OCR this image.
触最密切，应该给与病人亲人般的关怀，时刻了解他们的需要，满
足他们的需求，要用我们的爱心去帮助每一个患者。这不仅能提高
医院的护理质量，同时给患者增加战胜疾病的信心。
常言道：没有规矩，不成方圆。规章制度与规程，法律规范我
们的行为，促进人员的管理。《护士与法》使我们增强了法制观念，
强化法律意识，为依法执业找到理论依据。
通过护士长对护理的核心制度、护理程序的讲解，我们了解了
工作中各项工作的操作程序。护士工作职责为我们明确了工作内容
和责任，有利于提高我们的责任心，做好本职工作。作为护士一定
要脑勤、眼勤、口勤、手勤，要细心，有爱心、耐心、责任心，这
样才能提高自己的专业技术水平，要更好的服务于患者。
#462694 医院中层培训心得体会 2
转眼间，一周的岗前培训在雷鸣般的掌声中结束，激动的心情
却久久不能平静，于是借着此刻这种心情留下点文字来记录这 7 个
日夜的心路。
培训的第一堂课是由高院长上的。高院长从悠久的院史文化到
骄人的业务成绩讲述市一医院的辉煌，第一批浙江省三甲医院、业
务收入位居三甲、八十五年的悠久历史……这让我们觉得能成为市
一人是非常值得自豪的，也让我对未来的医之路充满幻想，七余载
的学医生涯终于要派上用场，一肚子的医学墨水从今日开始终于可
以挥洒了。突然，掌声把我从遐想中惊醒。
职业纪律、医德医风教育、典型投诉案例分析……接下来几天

What you will do:
Extract every entry above as it appears.

Result:
OCR this image.
触最密切，应该给与病人亲人般的关怀，时刻了解他们的需要，满
足他们的需求，要用我们的爱心去帮助每一个患者。这不仅能提高
医院的护理质量，同时给患者增加战胜疾病的信心。
常言道：没有规矩，不成方圆。规章制度与规程，法律规范我
们的行为，促进人员的管理。《护士与法》使我们增强了法制观念，
强化法律意识，为依法执业找到理论依据。
通过护士长对护理的核心制度、护理程序的讲解，我们了解了
工作中各项工作的操作程序。护士工作职责为我们明确了工作内容
和责任，有利于提高我们的责任心，做好本职工作。作为护士一定
要脑勤、眼勤、口勤、手勤，要细心，有爱心、耐心、责任心，这
样才能提高自己的专业技术水平，要更好的服务于患者。
#462694 医院中层培训心得体会 2
转眼间，一周的岗前培训在雷鸣般的掌声中结束，激动的心情
却久久不能平静，于是借着此刻这种心情留下点文字来记录这 7 个
日夜的心路。
培训的第一堂课是由高院长上的。高院长从悠久的院史文化到
骄人的业务成绩讲述市一医院的辉煌，第一批浙江省三甲医院、业
务收入位居三甲、八十五年的悠久历史……这让我们觉得能成为市
一人是非常值得自豪的，也让我对未来的医之路充满幻想，七余载
的学医生涯终于要派上用场，一肚子的医学墨水从今日开始终于可
以挥洒了。突然，掌声把我从遐想中惊醒。
职业纪律、医德医风教育、典型投诉案例分析……接下来几天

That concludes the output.